— start of THE INPUT —

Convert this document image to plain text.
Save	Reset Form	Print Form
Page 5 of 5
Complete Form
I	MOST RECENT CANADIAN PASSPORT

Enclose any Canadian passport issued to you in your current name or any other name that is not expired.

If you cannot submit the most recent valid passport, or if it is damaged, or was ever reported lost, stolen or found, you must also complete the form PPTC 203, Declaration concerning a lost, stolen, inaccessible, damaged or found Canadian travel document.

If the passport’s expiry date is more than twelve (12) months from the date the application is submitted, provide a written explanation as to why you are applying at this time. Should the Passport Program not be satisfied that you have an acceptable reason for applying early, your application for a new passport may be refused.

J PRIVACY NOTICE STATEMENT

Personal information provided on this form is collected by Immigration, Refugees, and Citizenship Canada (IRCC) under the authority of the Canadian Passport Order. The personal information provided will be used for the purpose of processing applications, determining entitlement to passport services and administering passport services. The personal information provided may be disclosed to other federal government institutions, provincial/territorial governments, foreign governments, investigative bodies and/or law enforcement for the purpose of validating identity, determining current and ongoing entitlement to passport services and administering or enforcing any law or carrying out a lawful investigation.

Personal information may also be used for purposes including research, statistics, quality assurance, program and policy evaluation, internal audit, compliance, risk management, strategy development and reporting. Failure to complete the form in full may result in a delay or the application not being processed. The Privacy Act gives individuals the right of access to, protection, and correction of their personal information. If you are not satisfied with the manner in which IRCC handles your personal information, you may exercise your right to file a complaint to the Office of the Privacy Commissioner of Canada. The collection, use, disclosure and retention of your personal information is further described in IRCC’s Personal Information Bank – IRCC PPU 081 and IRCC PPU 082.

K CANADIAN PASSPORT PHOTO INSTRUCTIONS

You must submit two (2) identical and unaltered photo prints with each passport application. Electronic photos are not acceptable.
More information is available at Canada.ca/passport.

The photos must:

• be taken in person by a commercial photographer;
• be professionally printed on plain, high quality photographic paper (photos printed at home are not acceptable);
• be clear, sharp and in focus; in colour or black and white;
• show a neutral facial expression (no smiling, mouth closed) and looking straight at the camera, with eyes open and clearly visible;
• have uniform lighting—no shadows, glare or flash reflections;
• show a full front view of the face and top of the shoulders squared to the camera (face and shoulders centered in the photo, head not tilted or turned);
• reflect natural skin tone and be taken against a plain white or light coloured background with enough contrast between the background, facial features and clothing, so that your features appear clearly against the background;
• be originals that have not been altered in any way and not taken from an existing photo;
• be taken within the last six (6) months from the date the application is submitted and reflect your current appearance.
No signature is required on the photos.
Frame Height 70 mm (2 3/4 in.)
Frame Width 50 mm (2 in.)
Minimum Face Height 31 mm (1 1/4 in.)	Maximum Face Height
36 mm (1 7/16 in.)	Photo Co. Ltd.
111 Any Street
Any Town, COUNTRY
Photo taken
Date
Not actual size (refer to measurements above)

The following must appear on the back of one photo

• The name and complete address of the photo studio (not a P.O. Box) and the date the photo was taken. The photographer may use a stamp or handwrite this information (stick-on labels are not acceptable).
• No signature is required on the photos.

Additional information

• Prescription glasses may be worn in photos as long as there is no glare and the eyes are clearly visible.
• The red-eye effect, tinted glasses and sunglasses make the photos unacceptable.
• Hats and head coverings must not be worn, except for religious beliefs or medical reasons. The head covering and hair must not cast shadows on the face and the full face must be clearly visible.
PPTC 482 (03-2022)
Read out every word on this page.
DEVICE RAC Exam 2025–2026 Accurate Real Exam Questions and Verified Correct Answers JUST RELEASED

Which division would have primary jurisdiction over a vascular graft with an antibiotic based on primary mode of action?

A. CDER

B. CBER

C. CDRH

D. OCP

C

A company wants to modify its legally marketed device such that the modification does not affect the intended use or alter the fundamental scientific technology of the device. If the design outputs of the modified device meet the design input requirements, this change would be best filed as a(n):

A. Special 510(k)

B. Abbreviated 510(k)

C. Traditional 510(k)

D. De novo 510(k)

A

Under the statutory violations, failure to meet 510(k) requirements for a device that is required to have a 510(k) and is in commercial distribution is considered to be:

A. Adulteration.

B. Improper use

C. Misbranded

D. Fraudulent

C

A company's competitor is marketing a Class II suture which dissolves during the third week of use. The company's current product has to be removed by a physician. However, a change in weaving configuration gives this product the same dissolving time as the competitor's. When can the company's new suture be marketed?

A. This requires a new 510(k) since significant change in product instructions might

— end of THE INPUT —

▸ TASK: Copy the lines from the entries above in which the word "facial" appears.

▸ TASK RESULT:
• show a neutral facial expression (no smiling, mouth closed) and looking straight at the camera, with eyes open and clearly visible;
• reflect natural skin tone and be taken against a plain white or light coloured background with enough contrast between the background, facial features and clothing, so that your features appear clearly against the background;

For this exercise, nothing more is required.